## Direction:
The data below needs to be returned exactly, line for line.

## Raw data:

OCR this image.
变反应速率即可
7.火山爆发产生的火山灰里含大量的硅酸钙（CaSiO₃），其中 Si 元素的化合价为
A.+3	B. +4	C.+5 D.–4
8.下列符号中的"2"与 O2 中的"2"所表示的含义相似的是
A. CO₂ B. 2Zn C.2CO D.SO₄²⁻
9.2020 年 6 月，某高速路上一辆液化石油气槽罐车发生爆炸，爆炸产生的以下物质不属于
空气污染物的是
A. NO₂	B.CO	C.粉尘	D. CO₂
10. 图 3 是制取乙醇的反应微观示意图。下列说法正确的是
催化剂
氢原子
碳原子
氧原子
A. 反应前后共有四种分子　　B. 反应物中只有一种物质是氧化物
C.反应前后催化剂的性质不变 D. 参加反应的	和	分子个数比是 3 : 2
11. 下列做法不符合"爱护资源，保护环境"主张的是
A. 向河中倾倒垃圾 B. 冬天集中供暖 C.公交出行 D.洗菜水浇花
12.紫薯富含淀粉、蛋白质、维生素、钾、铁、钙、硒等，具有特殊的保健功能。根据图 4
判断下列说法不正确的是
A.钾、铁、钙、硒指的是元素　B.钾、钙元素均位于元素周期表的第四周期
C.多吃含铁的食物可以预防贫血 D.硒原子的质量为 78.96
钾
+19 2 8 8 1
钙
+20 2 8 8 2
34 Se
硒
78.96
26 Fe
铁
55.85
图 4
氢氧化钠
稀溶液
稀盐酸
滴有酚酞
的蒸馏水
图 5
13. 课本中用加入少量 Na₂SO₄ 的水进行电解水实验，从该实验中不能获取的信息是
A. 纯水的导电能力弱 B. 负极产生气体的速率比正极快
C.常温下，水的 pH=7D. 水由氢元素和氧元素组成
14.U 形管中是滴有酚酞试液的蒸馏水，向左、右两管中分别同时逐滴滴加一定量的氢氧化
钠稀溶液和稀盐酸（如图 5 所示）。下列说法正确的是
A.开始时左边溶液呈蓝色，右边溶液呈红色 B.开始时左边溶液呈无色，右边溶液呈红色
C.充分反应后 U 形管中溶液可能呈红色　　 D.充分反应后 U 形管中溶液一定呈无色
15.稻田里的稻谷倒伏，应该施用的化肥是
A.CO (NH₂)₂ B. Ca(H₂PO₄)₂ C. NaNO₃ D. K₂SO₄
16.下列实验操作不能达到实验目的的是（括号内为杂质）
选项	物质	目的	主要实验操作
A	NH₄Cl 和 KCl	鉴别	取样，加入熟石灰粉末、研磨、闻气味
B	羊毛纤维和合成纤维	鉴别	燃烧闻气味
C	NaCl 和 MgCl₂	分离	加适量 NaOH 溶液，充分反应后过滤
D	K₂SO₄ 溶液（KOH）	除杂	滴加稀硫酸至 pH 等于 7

## The reply:
OCR this image.
变反应速率即可
7.火山爆发产生的火山灰里含大量的硅酸钙（CaSiO₃），其中 Si 元素的化合价为
A.+3	B. +4	C.+5 D.–4
8.下列符号中的"2"与 O2 中的"2"所表示的含义相似的是
A. CO₂ B. 2Zn C.2CO D.SO₄²⁻
9.2020 年 6 月，某高速路上一辆液化石油气槽罐车发生爆炸，爆炸产生的以下物质不属于
空气污染物的是
A. NO₂	B.CO	C.粉尘	D. CO₂
10. 图 3 是制取乙醇的反应微观示意图。下列说法正确的是
催化剂
氢原子
碳原子
氧原子
A. 反应前后共有四种分子　　B. 反应物中只有一种物质是氧化物
C.反应前后催化剂的性质不变 D. 参加反应的	和	分子个数比是 3 : 2
11. 下列做法不符合"爱护资源，保护环境"主张的是
A. 向河中倾倒垃圾 B. 冬天集中供暖 C.公交出行 D.洗菜水浇花
12.紫薯富含淀粉、蛋白质、维生素、钾、铁、钙、硒等，具有特殊的保健功能。根据图 4
判断下列说法不正确的是
A.钾、铁、钙、硒指的是元素　B.钾、钙元素均位于元素周期表的第四周期
C.多吃含铁的食物可以预防贫血 D.硒原子的质量为 78.96
钾
+19 2 8 8 1
钙
+20 2 8 8 2
34 Se
硒
78.96
26 Fe
铁
55.85
图 4
氢氧化钠
稀溶液
稀盐酸
滴有酚酞
的蒸馏水
图 5
13. 课本中用加入少量 Na₂SO₄ 的水进行电解水实验，从该实验中不能获取的信息是
A. 纯水的导电能力弱 B. 负极产生气体的速率比正极快
C.常温下，水的 pH=7D. 水由氢元素和氧元素组成
14.U 形管中是滴有酚酞试液的蒸馏水，向左、右两管中分别同时逐滴滴加一定量的氢氧化
钠稀溶液和稀盐酸（如图 5 所示）。下列说法正确的是
A.开始时左边溶液呈蓝色，右边溶液呈红色 B.开始时左边溶液呈无色，右边溶液呈红色
C.充分反应后 U 形管中溶液可能呈红色　　 D.充分反应后 U 形管中溶液一定呈无色
15.稻田里的稻谷倒伏，应该施用的化肥是
A.CO (NH₂)₂ B. Ca(H₂PO₄)₂ C. NaNO₃ D. K₂SO₄
16.下列实验操作不能达到实验目的的是（括号内为杂质）
选项	物质	目的	主要实验操作
A	NH₄Cl 和 KCl	鉴别	取样，加入熟石灰粉末、研磨、闻气味
B	羊毛纤维和合成纤维	鉴别	燃烧闻气味
C	NaCl 和 MgCl₂	分离	加适量 NaOH 溶液，充分反应后过滤
D	K₂SO₄ 溶液（KOH）	除杂	滴加稀硫酸至 pH 等于 7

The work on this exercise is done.